**Description of the task**
Select the lines that contain "this" and copy each of them.
━━━━━━━━
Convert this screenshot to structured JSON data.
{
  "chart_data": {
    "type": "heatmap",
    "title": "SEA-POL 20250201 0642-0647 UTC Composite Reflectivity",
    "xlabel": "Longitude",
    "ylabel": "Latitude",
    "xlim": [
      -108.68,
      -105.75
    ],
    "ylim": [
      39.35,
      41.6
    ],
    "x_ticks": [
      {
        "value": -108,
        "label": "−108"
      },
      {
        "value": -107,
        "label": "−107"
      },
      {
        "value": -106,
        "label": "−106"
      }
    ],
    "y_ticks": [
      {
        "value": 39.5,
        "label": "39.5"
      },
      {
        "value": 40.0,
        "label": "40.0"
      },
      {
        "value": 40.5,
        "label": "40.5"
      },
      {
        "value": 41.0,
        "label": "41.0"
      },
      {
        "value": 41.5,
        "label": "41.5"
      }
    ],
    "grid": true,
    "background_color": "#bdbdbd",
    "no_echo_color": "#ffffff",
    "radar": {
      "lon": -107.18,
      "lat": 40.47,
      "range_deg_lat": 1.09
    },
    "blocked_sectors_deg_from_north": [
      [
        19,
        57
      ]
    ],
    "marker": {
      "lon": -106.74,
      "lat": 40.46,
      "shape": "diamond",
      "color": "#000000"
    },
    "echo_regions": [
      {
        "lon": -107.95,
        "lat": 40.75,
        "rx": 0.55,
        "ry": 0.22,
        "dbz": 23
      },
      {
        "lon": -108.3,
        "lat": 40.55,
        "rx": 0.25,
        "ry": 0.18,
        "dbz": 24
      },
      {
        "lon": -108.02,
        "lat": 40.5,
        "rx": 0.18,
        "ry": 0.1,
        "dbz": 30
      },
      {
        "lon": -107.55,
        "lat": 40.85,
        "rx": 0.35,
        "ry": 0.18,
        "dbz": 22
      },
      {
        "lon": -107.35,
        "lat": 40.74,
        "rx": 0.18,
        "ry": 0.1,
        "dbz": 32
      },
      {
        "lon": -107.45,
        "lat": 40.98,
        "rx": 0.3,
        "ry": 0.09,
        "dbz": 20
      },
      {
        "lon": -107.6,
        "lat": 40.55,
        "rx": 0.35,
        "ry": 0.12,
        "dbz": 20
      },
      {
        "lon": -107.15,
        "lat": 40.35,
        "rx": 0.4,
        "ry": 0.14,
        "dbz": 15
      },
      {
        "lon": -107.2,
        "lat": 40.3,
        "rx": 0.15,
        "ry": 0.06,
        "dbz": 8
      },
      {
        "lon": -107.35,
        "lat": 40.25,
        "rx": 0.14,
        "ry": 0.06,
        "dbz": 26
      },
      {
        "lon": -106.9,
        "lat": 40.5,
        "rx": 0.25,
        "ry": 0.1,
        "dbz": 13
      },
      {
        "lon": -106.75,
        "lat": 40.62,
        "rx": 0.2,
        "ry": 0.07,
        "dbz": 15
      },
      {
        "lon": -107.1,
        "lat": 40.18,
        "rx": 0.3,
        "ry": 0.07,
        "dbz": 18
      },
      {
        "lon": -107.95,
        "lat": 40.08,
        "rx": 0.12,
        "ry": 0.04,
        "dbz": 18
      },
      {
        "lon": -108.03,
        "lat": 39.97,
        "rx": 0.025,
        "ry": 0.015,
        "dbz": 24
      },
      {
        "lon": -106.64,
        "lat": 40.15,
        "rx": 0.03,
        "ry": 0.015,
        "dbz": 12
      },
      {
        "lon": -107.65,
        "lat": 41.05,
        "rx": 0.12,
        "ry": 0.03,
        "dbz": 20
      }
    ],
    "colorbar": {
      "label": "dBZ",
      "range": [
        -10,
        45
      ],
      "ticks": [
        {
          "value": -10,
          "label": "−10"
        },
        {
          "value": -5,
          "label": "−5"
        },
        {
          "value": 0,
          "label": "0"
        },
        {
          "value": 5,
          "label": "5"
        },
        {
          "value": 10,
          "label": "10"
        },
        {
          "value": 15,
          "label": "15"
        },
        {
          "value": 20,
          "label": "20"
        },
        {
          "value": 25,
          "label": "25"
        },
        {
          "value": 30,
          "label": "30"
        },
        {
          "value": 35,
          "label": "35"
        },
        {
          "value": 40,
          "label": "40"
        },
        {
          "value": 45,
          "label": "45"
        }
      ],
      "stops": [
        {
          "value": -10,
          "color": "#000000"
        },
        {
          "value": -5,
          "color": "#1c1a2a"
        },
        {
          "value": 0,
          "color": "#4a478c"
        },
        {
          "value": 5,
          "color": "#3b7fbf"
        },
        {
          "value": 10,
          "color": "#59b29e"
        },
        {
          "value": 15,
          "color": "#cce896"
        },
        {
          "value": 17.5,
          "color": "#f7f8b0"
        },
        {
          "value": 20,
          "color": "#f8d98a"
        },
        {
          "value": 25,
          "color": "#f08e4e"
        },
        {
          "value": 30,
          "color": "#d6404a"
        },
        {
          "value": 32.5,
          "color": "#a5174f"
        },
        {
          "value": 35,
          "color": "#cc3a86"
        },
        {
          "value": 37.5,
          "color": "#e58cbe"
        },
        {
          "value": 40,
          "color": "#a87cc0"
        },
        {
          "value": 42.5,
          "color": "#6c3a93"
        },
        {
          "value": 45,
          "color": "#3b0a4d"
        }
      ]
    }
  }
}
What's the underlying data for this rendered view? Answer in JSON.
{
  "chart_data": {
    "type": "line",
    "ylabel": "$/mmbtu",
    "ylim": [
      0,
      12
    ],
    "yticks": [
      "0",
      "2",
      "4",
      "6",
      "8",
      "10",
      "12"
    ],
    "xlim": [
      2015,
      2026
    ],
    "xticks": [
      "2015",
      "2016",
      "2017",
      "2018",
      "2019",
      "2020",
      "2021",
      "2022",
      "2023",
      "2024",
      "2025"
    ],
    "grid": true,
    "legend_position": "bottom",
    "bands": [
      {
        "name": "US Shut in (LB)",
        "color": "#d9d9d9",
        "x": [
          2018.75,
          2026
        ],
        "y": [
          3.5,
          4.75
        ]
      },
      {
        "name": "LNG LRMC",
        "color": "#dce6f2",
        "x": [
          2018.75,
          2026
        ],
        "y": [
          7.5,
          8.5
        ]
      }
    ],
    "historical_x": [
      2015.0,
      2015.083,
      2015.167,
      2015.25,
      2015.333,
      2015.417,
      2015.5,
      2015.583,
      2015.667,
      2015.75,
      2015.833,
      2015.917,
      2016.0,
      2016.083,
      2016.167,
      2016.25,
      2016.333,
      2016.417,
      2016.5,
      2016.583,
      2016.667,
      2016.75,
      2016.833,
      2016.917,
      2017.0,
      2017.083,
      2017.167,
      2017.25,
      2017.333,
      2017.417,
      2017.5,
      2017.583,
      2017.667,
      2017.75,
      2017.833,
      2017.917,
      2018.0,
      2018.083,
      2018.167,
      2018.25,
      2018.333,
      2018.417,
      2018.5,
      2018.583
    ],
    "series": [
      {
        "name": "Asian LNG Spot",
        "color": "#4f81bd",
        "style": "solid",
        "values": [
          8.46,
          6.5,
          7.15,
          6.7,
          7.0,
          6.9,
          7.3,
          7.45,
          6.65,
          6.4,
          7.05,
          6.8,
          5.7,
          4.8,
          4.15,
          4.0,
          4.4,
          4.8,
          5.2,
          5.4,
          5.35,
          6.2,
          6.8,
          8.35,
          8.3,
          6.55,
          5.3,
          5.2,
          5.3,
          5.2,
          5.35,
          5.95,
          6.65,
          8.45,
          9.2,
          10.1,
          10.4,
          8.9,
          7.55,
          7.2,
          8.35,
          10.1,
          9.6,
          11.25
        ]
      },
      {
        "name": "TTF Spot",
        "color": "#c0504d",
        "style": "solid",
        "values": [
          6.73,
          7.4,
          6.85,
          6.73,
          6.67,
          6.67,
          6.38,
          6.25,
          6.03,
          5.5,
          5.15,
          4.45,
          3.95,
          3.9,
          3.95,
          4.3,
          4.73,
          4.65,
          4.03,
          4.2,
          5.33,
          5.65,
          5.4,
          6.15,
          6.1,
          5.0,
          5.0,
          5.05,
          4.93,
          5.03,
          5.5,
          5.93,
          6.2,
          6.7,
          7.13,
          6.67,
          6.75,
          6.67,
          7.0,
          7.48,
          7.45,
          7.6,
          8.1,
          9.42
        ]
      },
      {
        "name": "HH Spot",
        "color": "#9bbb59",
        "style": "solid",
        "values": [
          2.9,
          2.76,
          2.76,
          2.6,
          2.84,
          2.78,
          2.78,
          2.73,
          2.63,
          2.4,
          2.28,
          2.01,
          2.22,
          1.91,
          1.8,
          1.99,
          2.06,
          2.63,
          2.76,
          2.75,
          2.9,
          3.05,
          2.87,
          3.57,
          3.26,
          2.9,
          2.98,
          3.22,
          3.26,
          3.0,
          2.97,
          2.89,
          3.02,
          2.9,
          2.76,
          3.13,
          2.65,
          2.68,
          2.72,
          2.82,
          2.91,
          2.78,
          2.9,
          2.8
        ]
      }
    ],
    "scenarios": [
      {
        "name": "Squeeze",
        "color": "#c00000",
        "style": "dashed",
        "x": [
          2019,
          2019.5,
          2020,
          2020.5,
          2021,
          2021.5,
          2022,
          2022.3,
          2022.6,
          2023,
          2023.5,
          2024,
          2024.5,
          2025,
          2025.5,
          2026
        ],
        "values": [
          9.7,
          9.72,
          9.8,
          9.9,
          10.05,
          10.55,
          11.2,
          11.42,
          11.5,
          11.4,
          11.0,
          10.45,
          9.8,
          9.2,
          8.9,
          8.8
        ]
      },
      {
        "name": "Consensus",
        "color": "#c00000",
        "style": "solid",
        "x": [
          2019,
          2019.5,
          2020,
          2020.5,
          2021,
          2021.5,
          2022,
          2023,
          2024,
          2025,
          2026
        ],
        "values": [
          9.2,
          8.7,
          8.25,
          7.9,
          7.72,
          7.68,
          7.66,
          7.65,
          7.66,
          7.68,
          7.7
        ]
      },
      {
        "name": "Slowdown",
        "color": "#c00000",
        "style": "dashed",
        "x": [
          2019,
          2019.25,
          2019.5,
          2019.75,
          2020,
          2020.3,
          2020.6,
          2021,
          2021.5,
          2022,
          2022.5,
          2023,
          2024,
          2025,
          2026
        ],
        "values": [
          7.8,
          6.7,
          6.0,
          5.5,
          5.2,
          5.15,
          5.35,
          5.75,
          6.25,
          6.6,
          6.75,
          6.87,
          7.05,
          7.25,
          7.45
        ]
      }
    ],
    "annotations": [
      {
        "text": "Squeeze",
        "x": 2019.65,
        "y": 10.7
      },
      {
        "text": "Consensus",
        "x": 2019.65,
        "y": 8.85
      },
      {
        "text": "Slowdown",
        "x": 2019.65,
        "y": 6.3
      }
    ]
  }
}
━━━━━━━━
**Exercise output**
Convert this screenshot to structured JSON data.
What's the underlying data for this rendered view? Answer in JSON.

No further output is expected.